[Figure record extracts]
=======

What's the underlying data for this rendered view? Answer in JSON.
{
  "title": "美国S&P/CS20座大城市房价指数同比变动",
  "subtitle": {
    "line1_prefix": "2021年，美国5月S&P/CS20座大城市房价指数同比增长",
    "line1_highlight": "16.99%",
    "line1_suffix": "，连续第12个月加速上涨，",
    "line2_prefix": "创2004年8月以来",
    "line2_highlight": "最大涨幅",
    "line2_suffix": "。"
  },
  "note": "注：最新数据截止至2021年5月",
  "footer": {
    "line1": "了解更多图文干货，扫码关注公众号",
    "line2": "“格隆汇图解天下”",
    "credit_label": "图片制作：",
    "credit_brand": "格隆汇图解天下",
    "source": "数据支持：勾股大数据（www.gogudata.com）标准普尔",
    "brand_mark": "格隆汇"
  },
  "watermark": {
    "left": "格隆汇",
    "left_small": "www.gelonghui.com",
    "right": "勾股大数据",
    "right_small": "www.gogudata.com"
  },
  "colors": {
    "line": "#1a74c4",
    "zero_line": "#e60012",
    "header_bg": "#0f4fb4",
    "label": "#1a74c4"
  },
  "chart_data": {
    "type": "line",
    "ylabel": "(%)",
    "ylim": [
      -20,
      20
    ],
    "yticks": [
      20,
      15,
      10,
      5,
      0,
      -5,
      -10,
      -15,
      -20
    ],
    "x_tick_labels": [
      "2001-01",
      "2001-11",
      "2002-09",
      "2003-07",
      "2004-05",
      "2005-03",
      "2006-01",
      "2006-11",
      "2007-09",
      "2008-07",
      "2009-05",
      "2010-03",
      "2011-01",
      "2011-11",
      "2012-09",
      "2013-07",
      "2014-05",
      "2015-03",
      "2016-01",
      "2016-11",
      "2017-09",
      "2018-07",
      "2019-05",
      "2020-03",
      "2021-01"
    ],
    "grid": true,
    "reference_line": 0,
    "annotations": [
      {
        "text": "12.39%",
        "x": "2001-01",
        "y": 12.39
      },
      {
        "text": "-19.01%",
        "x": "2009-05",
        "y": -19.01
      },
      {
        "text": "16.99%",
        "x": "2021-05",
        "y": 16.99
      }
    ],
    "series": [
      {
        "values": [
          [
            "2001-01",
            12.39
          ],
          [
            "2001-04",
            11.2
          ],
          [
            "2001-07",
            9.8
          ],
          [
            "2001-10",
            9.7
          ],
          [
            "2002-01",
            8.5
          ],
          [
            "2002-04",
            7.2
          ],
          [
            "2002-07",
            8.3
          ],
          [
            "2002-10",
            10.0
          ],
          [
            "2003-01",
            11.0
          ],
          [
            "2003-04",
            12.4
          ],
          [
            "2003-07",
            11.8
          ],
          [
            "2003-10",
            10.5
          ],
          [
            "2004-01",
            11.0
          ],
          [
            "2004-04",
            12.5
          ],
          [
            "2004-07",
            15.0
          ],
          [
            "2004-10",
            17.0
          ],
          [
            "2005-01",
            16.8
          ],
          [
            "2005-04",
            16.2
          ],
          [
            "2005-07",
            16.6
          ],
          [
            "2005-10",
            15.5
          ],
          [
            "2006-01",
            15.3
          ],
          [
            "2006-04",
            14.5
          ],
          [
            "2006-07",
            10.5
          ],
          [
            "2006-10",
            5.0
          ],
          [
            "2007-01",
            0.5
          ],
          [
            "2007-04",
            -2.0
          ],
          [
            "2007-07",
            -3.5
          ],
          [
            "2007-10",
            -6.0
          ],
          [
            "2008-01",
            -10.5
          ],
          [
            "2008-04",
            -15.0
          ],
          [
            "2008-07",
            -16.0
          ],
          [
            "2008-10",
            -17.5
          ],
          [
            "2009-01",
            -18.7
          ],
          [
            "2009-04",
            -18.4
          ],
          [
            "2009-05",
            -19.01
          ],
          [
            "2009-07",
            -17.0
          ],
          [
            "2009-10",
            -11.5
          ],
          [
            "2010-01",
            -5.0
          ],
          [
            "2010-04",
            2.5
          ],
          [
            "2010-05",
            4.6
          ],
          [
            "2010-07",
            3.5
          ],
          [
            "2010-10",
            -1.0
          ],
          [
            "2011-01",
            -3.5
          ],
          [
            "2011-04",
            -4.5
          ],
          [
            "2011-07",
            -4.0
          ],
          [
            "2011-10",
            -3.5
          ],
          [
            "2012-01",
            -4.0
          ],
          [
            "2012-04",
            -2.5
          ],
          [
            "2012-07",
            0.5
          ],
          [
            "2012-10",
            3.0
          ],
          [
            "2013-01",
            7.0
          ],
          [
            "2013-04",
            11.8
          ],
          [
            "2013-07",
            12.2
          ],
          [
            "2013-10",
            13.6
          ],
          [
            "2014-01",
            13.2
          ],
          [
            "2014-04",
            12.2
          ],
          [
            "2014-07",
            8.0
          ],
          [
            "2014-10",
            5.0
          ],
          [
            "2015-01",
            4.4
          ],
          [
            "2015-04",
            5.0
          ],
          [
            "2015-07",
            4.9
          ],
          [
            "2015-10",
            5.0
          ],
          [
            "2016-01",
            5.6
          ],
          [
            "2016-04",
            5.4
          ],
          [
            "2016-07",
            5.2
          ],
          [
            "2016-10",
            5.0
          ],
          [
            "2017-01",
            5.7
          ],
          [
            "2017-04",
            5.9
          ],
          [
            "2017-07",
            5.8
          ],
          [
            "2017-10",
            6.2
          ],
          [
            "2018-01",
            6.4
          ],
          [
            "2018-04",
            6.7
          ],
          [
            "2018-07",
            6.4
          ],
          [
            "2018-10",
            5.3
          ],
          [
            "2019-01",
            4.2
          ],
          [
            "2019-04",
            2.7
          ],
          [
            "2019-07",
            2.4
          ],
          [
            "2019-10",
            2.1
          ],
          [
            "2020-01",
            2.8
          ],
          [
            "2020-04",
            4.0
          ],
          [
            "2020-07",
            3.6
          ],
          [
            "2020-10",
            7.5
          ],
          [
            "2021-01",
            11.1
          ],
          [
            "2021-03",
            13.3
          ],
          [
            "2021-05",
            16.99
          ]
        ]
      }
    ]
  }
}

=======

Instructions to follow:
Type out the whole listing above again, exactly as it stands.

The answer:
What's the underlying data for this rendered view? Answer in JSON.
{
  "title": "美国S&P/CS20座大城市房价指数同比变动",
  "subtitle": {
    "line1_prefix": "2021年，美国5月S&P/CS20座大城市房价指数同比增长",
    "line1_highlight": "16.99%",
    "line1_suffix": "，连续第12个月加速上涨，",
    "line2_prefix": "创2004年8月以来",
    "line2_highlight": "最大涨幅",
    "line2_suffix": "。"
  },
  "note": "注：最新数据截止至2021年5月",
  "footer": {
    "line1": "了解更多图文干货，扫码关注公众号",
    "line2": "“格隆汇图解天下”",
    "credit_label": "图片制作：",
    "credit_brand": "格隆汇图解天下",
    "source": "数据支持：勾股大数据（www.gogudata.com）标准普尔",
    "brand_mark": "格隆汇"
  },
  "watermark": {
    "left": "格隆汇",
    "left_small": "www.gelonghui.com",
    "right": "勾股大数据",
    "right_small": "www.gogudata.com"
  },
  "colors": {
    "line": "#1a74c4",
    "zero_line": "#e60012",
    "header_bg": "#0f4fb4",
    "label": "#1a74c4"
  },
  "chart_data": {
    "type": "line",
    "ylabel": "(%)",
    "ylim": [
      -20,
      20
    ],
    "yticks": [
      20,
      15,
      10,
      5,
      0,
      -5,
      -10,
      -15,
      -20
    ],
    "x_tick_labels": [
      "2001-01",
      "2001-11",
      "2002-09",
      "2003-07",
      "2004-05",
      "2005-03",
      "2006-01",
      "2006-11",
      "2007-09",
      "2008-07",
      "2009-05",
      "2010-03",
      "2011-01",
      "2011-11",
      "2012-09",
      "2013-07",
      "2014-05",
      "2015-03",
      "2016-01",
      "2016-11",
      "2017-09",
      "2018-07",
      "2019-05",
      "2020-03",
      "2021-01"
    ],
    "grid": true,
    "reference_line": 0,
    "annotations": [
      {
        "text": "12.39%",
        "x": "2001-01",
        "y": 12.39
      },
      {
        "text": "-19.01%",
        "x": "2009-05",
        "y": -19.01
      },
      {
        "text": "16.99%",
        "x": "2021-05",
        "y": 16.99
      }
    ],
    "series": [
      {
        "values": [
          [
            "2001-01",
            12.39
          ],
          [
            "2001-04",
            11.2
          ],
          [
            "2001-07",
            9.8
          ],
          [
            "2001-10",
            9.7
          ],
          [
            "2002-01",
            8.5
          ],
          [
            "2002-04",
            7.2
          ],
          [
            "2002-07",
            8.3
          ],
          [
            "2002-10",
            10.0
          ],
          [
            "2003-01",
            11.0
          ],
          [
            "2003-04",
            12.4
          ],
          [
            "2003-07",
            11.8
          ],
          [
            "2003-10",
            10.5
          ],
          [
            "2004-01",
            11.0
          ],
          [
            "2004-04",
            12.5
          ],
          [
            "2004-07",
            15.0
          ],
          [
            "2004-10",
            17.0
          ],
          [
            "2005-01",
            16.8
          ],
          [
            "2005-04",
            16.2
          ],
          [
            "2005-07",
            16.6
          ],
          [
            "2005-10",
            15.5
          ],
          [
            "2006-01",
            15.3
          ],
          [
            "2006-04",
            14.5
          ],
          [
            "2006-07",
            10.5
          ],
          [
            "2006-10",
            5.0
          ],
          [
            "2007-01",
            0.5
          ],
          [
            "2007-04",
            -2.0
          ],
          [
            "2007-07",
            -3.5
          ],
          [
            "2007-10",
            -6.0
          ],
          [
            "2008-01",
            -10.5
          ],
          [
            "2008-04",
            -15.0
          ],
          [
            "2008-07",
            -16.0
          ],
          [
            "2008-10",
            -17.5
          ],
          [
            "2009-01",
            -18.7
          ],
          [
            "2009-04",
            -18.4
          ],
          [
            "2009-05",
            -19.01
          ],
          [
            "2009-07",
            -17.0
          ],
          [
            "2009-10",
            -11.5
          ],
          [
            "2010-01",
            -5.0
          ],
          [
            "2010-04",
            2.5
          ],
          [
            "2010-05",
            4.6
          ],
          [
            "2010-07",
            3.5
          ],
          [
            "2010-10",
            -1.0
          ],
          [
            "2011-01",
            -3.5
          ],
          [
            "2011-04",
            -4.5
          ],
          [
            "2011-07",
            -4.0
          ],
          [
            "2011-10",
            -3.5
          ],
          [
            "2012-01",
            -4.0
          ],
          [
            "2012-04",
            -2.5
          ],
          [
            "2012-07",
            0.5
          ],
          [
            "2012-10",
            3.0
          ],
          [
            "2013-01",
            7.0
          ],
          [
            "2013-04",
            11.8
          ],
          [
            "2013-07",
            12.2
          ],
          [
            "2013-10",
            13.6
          ],
          [
            "2014-01",
            13.2
          ],
          [
            "2014-04",
            12.2
          ],
          [
            "2014-07",
            8.0
          ],
          [
            "2014-10",
            5.0
          ],
          [
            "2015-01",
            4.4
          ],
          [
            "2015-04",
            5.0
          ],
          [
            "2015-07",
            4.9
          ],
          [
            "2015-10",
            5.0
          ],
          [
            "2016-01",
            5.6
          ],
          [
            "2016-04",
            5.4
          ],
          [
            "2016-07",
            5.2
          ],
          [
            "2016-10",
            5.0
          ],
          [
            "2017-01",
            5.7
          ],
          [
            "2017-04",
            5.9
          ],
          [
            "2017-07",
            5.8
          ],
          [
            "2017-10",
            6.2
          ],
          [
            "2018-01",
            6.4
          ],
          [
            "2018-04",
            6.7
          ],
          [
            "2018-07",
            6.4
          ],
          [
            "2018-10",
            5.3
          ],
          [
            "2019-01",
            4.2
          ],
          [
            "2019-04",
            2.7
          ],
          [
            "2019-07",
            2.4
          ],
          [
            "2019-10",
            2.1
          ],
          [
            "2020-01",
            2.8
          ],
          [
            "2020-04",
            4.0
          ],
          [
            "2020-07",
            3.6
          ],
          [
            "2020-10",
            7.5
          ],
          [
            "2021-01",
            11.1
          ],
          [
            "2021-03",
            13.3
          ],
          [
            "2021-05",
            16.99
          ]
        ]
      }
    ]
  }
}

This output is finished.